Problem to solve:
From the entries below, copy every line holding the word "this".

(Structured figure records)
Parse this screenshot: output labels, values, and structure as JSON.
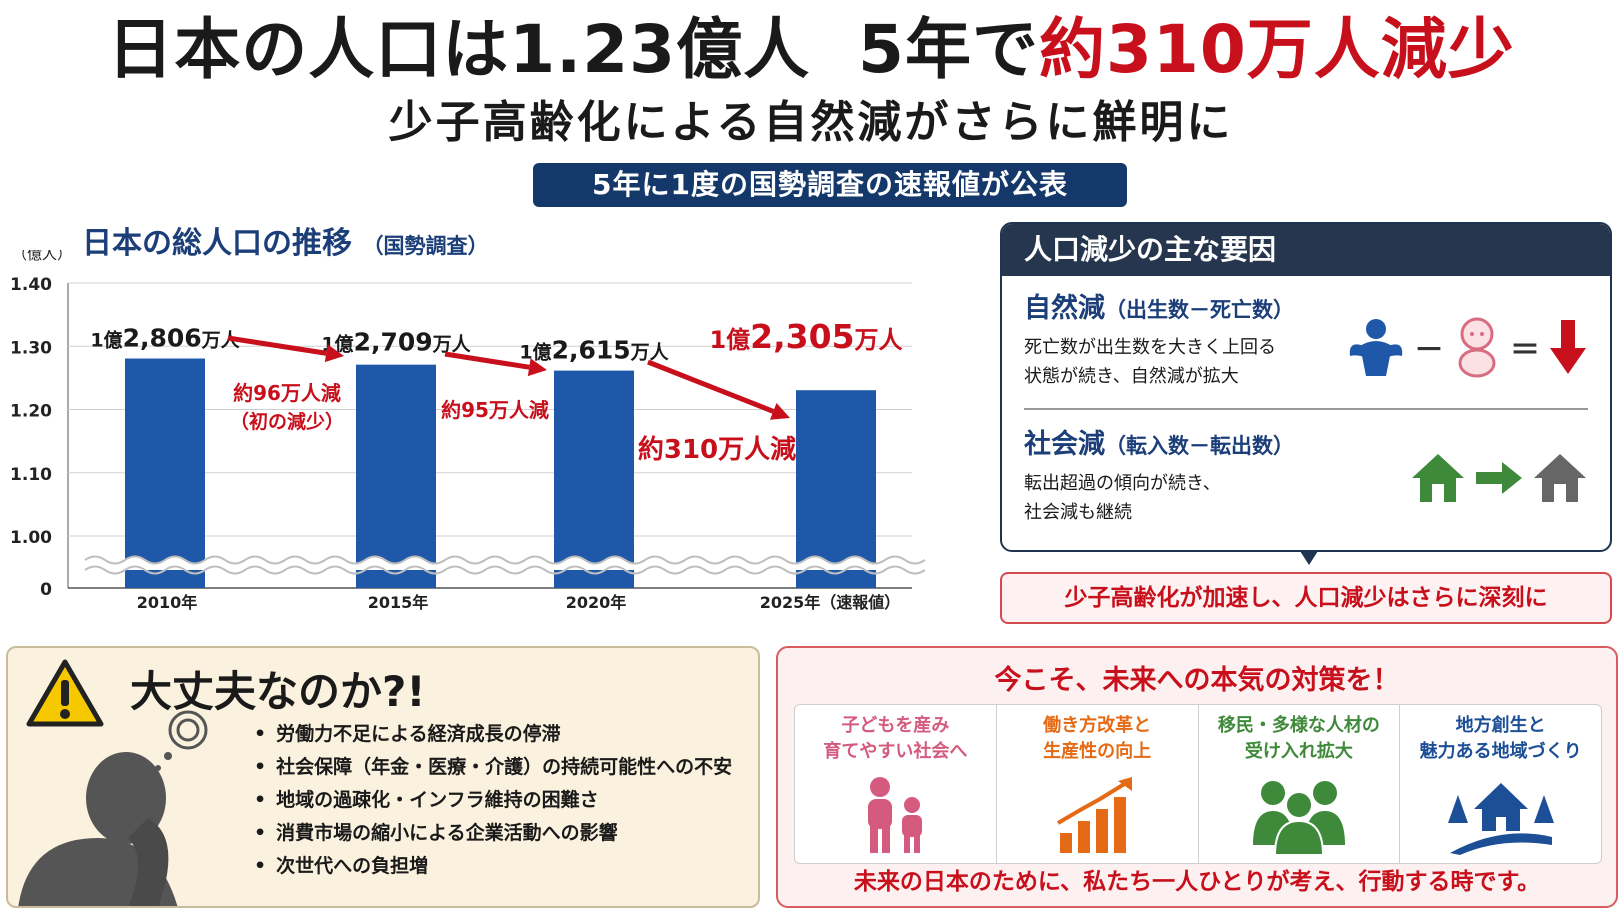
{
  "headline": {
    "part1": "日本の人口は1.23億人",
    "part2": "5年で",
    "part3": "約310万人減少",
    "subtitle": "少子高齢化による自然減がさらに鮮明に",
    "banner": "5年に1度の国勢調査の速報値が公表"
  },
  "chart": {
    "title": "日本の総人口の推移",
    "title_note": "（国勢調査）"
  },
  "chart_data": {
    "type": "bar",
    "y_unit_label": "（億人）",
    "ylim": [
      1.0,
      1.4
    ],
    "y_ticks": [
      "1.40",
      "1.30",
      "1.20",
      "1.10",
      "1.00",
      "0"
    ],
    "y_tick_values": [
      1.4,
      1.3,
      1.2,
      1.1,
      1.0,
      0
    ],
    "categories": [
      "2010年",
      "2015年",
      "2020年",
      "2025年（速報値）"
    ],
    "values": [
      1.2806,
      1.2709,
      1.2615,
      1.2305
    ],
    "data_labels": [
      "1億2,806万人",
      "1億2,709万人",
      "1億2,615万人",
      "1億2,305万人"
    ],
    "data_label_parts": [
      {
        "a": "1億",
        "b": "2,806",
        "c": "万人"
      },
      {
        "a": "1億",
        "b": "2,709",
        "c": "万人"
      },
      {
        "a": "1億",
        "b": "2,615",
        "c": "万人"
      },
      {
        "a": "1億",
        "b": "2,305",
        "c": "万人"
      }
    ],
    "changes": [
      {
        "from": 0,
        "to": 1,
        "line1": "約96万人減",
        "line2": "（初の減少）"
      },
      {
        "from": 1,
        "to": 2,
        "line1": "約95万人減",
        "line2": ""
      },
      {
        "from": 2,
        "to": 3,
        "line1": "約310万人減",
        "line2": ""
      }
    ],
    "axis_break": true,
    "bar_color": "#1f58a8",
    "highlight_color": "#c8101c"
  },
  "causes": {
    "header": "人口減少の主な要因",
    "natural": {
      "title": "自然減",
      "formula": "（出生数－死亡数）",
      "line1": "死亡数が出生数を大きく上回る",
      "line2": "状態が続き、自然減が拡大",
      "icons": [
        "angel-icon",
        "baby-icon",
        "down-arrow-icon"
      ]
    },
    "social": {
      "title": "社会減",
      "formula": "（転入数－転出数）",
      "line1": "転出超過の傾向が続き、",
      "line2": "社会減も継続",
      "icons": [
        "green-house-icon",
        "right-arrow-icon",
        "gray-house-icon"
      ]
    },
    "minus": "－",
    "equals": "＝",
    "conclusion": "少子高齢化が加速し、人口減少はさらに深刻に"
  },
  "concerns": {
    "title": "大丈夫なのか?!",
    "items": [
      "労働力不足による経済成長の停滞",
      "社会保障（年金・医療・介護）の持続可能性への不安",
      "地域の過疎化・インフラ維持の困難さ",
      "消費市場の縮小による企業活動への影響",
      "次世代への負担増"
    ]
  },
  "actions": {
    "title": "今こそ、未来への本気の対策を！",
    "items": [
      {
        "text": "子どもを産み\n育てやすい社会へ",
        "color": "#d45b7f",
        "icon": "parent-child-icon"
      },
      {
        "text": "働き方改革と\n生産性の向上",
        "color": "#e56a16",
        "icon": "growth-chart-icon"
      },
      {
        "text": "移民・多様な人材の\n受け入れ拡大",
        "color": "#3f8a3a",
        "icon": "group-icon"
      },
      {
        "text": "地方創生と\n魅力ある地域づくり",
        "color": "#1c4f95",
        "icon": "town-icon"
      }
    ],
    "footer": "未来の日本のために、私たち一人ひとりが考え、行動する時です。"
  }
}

--

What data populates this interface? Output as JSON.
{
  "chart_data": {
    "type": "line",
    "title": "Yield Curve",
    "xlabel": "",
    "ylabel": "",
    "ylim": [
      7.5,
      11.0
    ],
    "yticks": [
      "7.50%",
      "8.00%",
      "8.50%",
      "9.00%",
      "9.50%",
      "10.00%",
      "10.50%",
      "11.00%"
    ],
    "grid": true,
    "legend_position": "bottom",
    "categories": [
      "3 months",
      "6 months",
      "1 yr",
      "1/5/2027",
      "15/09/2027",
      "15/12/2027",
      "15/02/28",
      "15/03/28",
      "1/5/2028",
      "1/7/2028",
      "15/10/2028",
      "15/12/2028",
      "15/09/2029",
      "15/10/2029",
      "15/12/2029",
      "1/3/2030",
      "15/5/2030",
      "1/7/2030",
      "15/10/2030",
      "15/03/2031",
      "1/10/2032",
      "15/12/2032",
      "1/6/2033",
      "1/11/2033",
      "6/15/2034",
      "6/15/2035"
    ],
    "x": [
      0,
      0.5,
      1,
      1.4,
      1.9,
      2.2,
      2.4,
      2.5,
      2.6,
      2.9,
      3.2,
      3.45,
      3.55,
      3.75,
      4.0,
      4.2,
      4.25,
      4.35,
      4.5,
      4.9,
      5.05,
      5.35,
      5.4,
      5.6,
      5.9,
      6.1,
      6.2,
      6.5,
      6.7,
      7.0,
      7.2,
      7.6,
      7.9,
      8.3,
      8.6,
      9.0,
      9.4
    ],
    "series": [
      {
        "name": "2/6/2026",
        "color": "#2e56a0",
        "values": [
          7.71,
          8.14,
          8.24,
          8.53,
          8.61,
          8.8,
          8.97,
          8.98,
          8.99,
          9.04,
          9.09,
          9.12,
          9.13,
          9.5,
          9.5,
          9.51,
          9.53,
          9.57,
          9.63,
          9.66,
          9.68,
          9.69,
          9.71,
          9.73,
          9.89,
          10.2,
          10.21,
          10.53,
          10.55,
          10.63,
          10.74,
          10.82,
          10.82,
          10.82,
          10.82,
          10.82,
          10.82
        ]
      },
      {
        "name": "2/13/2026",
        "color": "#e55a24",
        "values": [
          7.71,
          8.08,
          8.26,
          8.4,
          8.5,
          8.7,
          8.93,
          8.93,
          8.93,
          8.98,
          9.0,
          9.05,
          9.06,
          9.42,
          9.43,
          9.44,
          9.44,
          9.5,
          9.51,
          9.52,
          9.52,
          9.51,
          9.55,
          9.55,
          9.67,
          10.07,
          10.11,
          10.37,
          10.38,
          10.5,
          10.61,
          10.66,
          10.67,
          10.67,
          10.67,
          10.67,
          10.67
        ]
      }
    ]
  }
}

Answer in full:
Parse this screenshot: output labels, values, and structure as JSON.
What data populates this interface? Output as JSON.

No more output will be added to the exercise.